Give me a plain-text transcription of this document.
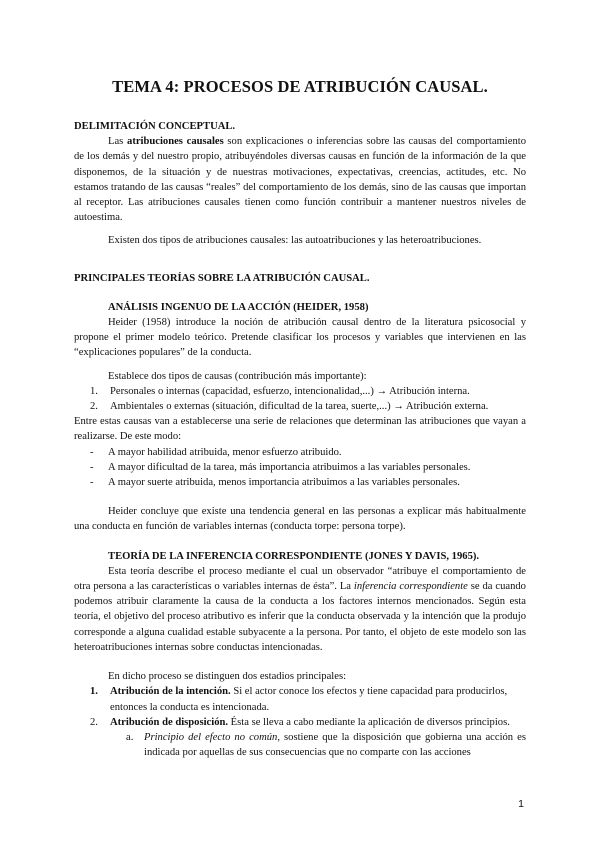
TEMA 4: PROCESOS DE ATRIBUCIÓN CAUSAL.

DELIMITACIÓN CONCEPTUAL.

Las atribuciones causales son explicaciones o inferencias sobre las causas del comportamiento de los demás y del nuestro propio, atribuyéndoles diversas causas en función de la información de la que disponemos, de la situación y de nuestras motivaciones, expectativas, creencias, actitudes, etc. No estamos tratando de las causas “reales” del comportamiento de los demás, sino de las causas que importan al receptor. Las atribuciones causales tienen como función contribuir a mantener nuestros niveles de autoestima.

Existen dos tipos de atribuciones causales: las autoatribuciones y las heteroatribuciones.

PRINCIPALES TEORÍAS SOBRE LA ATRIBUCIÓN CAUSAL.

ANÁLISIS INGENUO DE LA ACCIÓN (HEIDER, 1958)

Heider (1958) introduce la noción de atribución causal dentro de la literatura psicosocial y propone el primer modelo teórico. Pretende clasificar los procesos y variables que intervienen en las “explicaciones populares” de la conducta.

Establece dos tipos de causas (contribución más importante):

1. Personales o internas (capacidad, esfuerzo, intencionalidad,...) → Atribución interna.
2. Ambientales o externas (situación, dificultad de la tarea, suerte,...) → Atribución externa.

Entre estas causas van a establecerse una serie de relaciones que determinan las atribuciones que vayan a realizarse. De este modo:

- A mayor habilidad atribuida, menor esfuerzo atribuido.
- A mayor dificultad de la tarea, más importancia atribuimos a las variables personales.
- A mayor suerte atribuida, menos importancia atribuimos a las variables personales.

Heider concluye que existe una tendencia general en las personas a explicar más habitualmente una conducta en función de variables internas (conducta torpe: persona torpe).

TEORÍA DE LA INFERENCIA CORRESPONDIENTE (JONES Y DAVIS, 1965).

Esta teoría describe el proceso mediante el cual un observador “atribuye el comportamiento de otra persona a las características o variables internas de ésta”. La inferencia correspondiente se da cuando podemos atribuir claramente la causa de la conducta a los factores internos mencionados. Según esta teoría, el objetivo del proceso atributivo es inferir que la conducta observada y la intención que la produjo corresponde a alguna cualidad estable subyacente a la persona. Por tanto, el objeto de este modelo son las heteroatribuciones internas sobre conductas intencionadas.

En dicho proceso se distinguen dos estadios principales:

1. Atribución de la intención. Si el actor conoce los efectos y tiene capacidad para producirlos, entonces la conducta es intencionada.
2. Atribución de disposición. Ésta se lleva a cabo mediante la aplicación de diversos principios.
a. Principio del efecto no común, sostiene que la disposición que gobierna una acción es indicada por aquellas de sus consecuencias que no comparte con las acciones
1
····················
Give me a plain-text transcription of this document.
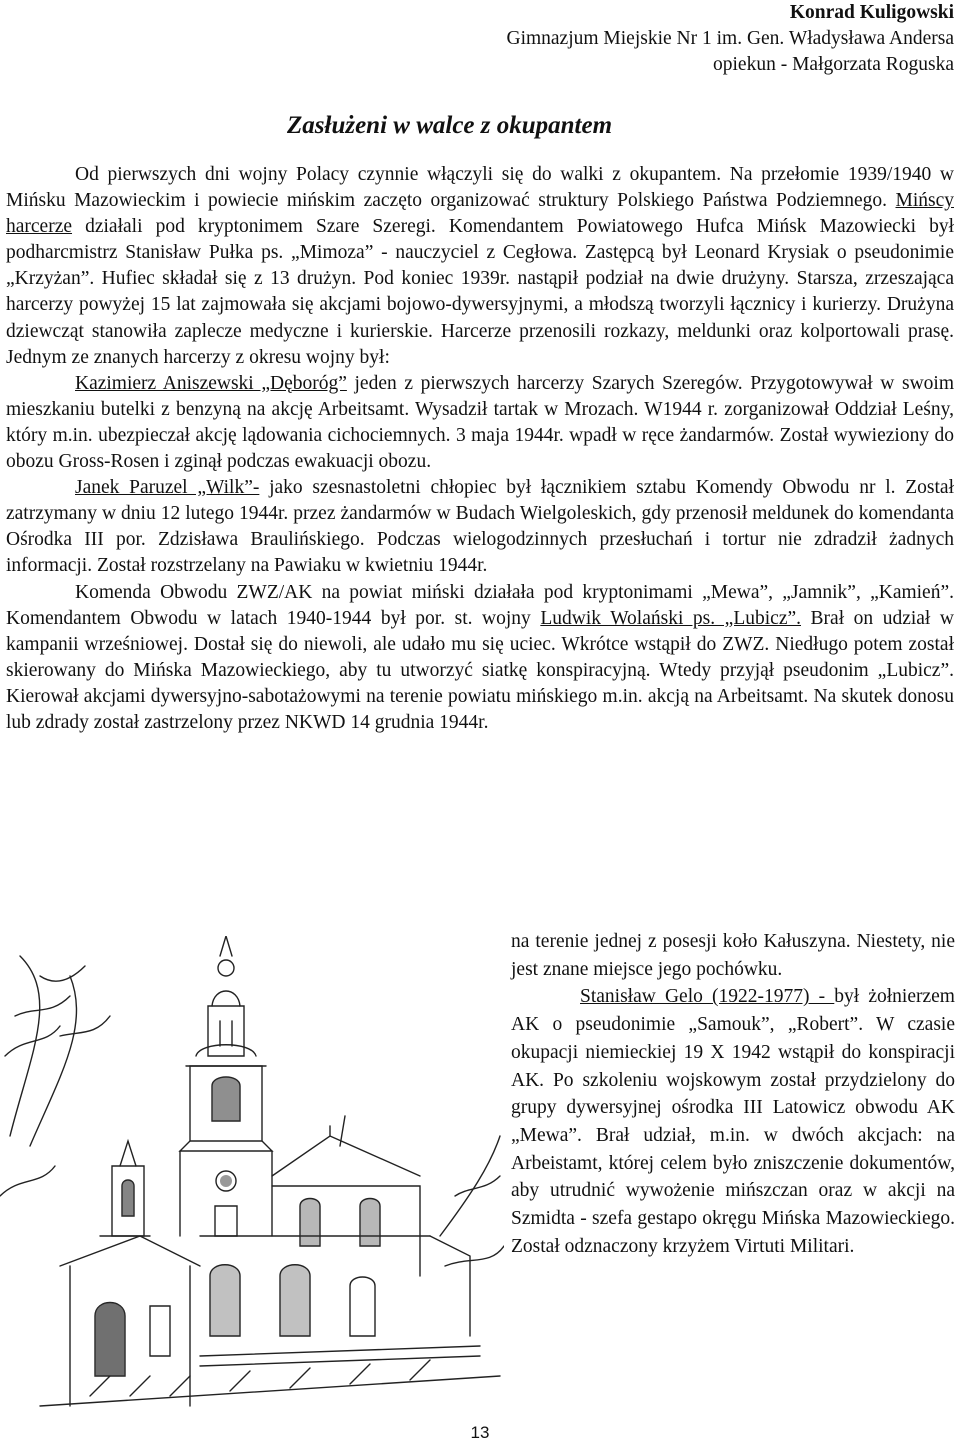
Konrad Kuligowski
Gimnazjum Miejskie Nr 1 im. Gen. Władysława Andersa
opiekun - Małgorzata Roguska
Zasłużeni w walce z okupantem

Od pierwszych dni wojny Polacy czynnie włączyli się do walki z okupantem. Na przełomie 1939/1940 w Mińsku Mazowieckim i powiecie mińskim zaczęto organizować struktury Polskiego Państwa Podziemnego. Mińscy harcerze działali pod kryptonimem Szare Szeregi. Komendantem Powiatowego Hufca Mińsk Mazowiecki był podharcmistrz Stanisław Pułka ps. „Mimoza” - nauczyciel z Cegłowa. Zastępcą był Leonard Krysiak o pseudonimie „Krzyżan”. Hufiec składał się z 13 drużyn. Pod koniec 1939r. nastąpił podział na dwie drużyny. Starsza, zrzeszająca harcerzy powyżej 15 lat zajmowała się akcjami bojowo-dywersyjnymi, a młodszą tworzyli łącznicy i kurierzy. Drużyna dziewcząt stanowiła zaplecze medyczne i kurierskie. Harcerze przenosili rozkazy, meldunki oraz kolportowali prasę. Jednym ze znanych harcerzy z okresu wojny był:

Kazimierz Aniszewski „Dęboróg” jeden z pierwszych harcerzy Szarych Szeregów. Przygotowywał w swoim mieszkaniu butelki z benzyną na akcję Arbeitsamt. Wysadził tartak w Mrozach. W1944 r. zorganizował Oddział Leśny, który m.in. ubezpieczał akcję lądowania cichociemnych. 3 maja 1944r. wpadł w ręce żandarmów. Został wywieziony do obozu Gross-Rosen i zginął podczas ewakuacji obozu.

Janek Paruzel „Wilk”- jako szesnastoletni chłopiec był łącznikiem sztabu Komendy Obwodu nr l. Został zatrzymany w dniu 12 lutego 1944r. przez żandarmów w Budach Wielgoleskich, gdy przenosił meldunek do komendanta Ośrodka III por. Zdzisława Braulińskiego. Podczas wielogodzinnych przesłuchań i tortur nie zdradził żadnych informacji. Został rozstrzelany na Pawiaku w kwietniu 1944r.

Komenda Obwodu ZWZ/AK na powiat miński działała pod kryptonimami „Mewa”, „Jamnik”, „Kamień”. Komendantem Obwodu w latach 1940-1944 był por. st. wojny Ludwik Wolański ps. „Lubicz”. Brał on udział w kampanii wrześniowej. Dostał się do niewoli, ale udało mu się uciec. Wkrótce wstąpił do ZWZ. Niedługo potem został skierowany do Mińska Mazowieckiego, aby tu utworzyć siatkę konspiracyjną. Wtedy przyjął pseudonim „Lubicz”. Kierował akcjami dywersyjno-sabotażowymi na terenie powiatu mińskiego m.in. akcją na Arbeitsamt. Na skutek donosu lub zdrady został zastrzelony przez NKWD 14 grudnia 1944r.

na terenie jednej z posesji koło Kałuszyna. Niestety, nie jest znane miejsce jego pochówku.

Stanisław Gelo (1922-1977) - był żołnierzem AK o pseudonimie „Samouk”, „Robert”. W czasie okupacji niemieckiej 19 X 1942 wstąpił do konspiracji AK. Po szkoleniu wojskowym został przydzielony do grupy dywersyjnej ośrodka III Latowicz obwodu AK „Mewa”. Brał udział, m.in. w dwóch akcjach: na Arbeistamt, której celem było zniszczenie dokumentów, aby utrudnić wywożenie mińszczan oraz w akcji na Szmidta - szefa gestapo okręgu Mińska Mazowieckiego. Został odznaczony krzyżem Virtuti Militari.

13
····················
#### WRITTEN EXERCISE
Track down every line with the word "atribuida" and copy it.

#### SOLVED PROBLEM
- A mayor habilidad atribuida, menor esfuerzo atribuido.
- A mayor suerte atribuida, menos importancia atribuimos a las variables personales.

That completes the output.